__WHAT THIS TASK INVOLVES__
Scan the data below and pick out the lines containing the word "между".

__DATA IN THIS EXERCISE__

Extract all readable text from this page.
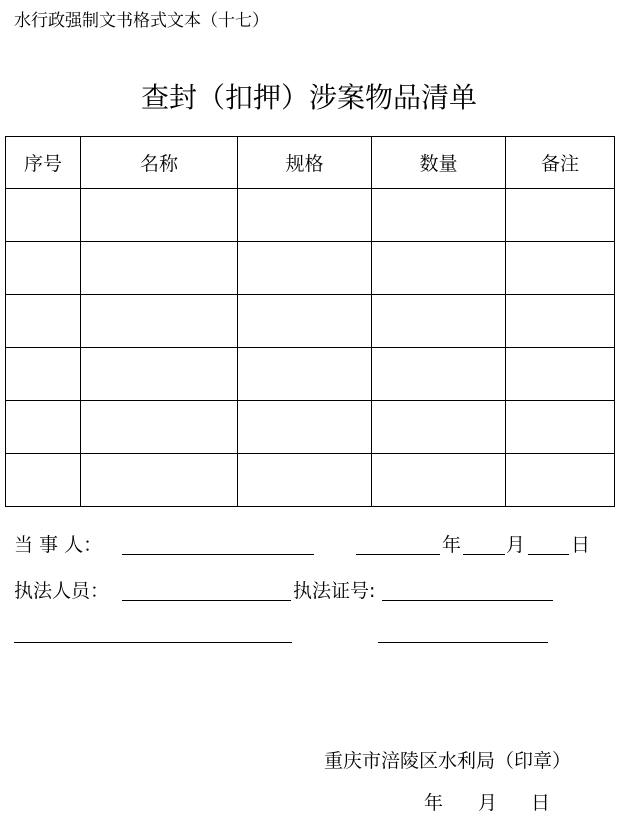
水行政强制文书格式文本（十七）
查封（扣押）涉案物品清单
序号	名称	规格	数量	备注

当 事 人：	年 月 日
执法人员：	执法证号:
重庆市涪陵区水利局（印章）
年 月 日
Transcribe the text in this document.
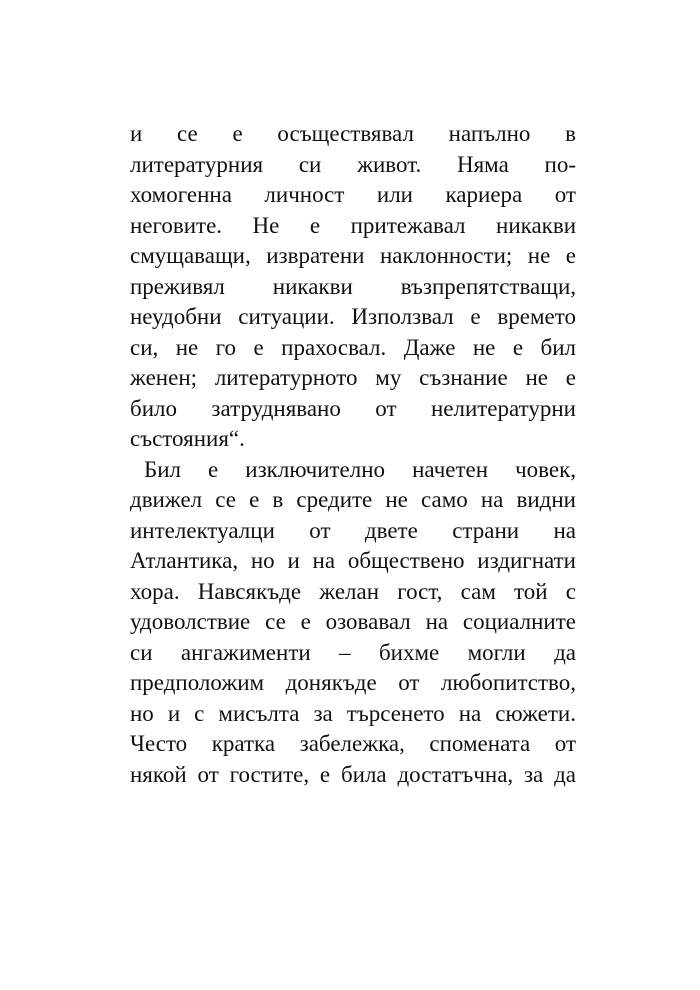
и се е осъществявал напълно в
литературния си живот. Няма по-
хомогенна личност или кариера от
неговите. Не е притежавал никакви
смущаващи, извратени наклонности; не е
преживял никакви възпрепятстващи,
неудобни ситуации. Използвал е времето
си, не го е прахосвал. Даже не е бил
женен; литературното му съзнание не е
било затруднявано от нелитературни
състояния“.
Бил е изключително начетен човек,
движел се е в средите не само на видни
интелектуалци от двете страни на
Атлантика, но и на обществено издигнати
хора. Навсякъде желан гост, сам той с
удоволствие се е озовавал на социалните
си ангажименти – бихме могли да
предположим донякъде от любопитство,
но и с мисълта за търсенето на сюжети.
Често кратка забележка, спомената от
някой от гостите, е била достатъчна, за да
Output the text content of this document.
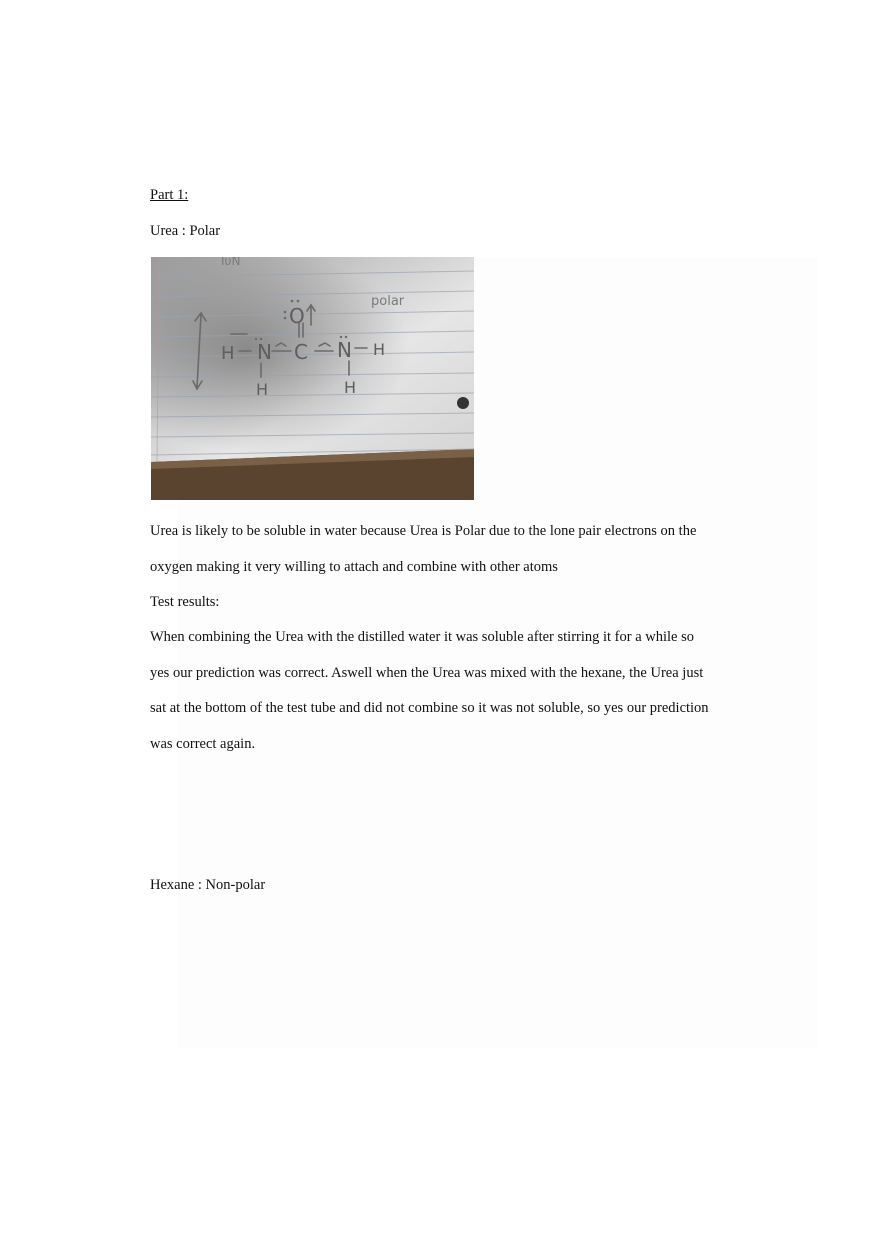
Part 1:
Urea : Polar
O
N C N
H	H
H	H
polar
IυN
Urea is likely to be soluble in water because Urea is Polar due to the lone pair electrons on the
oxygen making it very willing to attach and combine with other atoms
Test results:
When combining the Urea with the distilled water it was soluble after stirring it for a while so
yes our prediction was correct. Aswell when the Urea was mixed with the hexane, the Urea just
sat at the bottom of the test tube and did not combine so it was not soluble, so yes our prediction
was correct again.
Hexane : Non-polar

---

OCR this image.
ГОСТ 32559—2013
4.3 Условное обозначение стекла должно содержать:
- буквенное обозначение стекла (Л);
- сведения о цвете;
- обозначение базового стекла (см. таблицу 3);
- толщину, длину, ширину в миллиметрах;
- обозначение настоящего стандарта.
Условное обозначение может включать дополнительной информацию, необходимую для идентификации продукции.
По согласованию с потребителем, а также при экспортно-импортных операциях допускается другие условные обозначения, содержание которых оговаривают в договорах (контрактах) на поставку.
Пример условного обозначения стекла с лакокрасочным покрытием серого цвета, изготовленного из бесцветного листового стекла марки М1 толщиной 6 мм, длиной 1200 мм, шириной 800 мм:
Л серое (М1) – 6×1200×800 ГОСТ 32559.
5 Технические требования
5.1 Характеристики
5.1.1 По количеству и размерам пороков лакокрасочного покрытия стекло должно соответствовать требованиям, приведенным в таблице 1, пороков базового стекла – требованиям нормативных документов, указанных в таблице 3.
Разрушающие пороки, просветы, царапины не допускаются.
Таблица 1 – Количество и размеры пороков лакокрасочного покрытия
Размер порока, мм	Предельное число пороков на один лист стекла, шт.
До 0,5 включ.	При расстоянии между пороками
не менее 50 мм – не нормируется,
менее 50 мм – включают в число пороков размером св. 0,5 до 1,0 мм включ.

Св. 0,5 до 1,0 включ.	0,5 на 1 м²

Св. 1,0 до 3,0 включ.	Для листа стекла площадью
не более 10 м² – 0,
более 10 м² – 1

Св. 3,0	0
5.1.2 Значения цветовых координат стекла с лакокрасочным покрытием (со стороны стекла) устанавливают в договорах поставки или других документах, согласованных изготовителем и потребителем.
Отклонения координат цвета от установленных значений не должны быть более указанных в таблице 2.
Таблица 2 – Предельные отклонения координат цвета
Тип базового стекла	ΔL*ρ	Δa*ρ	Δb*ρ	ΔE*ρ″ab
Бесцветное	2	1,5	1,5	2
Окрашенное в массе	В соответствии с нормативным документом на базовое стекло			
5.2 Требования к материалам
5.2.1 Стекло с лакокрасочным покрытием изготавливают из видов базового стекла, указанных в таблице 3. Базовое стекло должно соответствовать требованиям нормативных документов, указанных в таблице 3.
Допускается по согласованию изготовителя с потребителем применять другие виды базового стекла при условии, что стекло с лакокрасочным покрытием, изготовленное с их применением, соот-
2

* * *

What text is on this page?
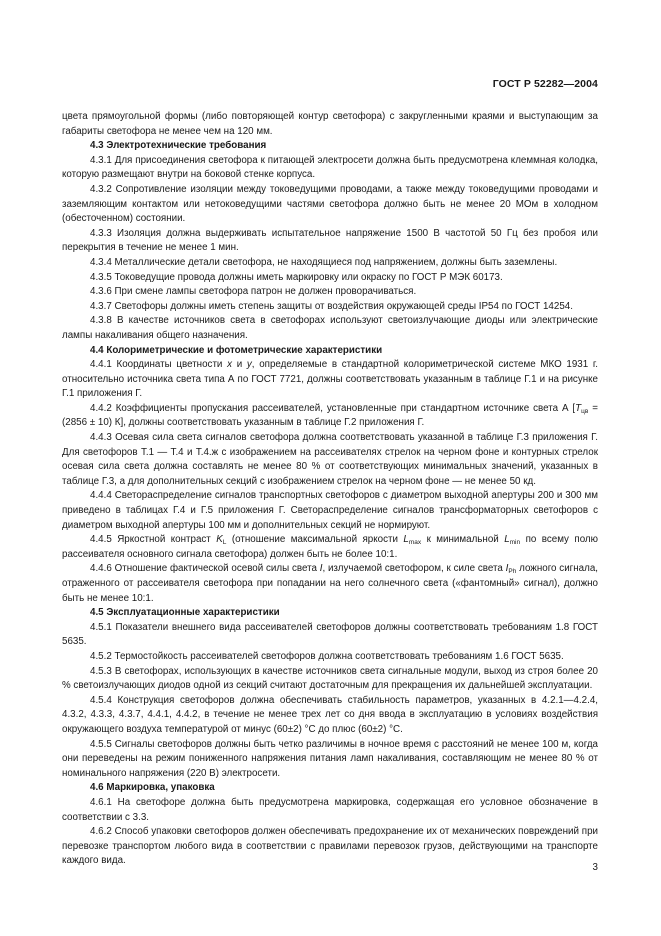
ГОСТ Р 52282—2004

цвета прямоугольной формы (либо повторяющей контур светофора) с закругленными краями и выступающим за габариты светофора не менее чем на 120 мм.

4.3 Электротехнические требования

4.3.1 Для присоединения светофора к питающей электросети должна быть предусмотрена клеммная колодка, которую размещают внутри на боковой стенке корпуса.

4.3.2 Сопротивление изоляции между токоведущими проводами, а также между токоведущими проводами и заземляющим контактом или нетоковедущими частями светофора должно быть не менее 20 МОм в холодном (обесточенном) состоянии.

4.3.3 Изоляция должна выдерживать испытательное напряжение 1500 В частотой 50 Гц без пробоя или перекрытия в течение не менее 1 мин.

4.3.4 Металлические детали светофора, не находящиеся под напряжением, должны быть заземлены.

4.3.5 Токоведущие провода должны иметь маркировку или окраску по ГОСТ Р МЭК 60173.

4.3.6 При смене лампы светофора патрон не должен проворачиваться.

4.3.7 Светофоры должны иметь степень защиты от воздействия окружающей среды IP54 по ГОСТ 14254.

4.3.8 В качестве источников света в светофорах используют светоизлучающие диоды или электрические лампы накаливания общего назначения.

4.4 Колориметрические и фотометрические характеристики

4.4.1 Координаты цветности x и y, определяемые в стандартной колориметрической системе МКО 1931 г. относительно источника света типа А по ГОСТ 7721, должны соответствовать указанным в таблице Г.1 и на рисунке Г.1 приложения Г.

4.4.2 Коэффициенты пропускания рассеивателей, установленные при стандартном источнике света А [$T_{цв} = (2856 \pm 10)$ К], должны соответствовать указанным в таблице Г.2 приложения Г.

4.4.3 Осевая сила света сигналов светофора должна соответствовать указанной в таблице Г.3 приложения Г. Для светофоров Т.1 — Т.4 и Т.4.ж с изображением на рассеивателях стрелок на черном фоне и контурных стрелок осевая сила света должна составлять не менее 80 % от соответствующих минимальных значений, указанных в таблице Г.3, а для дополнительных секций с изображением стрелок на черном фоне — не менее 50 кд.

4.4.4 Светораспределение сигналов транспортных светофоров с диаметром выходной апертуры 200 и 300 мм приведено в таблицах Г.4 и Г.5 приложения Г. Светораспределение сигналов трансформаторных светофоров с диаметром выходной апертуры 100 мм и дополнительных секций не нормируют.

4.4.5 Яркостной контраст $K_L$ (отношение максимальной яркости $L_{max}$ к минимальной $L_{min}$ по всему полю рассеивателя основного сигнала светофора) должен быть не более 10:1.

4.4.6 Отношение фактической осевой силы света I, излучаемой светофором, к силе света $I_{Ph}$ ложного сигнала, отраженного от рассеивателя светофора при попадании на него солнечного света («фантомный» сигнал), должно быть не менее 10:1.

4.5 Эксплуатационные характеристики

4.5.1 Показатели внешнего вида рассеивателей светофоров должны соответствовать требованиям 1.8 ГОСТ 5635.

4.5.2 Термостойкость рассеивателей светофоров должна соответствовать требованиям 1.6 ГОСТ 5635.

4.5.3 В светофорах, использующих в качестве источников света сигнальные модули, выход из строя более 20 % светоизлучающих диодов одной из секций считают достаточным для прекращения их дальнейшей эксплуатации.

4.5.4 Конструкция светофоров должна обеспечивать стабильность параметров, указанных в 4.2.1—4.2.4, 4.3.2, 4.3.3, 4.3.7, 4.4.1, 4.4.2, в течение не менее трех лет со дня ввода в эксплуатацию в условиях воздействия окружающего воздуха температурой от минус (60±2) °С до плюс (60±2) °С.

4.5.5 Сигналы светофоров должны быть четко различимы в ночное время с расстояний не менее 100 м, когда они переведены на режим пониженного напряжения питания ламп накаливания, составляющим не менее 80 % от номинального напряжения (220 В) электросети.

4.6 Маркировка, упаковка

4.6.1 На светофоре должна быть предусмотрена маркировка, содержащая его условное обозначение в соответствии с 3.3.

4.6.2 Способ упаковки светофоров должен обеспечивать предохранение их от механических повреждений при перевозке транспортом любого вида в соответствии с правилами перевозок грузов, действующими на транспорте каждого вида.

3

__SOLUTION TO THIS EXERCISE__
До 0,5 включ.	При расстоянии между пороками
4.3.2 Сопротивление изоляции между токоведущими проводами, а также между токоведущими проводами и заземляющим контактом или нетоковедущими частями светофора должно быть не менее 20 МОм в холодном (обесточенном) состоянии.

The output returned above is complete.